WORK TO BE COMPLETED |
Scan the entries below and report only how many lines contain "steel".

STORED RECORDS |
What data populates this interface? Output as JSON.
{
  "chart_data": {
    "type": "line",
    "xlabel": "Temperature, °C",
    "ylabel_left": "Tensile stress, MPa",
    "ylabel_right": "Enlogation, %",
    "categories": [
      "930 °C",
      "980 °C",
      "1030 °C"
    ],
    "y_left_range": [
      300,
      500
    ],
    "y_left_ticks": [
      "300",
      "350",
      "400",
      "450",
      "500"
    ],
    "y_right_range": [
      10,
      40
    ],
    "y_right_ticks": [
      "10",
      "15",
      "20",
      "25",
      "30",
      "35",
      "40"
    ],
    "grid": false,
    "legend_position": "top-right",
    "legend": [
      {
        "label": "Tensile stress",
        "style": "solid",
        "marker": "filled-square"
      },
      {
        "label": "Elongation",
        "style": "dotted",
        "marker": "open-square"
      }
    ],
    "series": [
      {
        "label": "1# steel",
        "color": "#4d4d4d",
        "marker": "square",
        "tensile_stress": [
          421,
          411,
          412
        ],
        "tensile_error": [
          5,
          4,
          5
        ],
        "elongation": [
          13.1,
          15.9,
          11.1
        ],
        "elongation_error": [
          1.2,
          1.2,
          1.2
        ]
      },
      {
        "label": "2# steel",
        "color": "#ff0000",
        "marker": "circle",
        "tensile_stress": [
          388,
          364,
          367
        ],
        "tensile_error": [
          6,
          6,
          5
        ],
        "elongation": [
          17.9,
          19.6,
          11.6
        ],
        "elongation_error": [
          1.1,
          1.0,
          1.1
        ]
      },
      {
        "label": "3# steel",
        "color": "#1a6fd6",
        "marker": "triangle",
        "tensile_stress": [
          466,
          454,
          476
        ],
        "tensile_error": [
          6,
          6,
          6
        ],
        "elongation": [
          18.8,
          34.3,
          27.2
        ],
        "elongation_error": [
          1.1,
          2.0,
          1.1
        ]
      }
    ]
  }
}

TASK OUTPUT |
3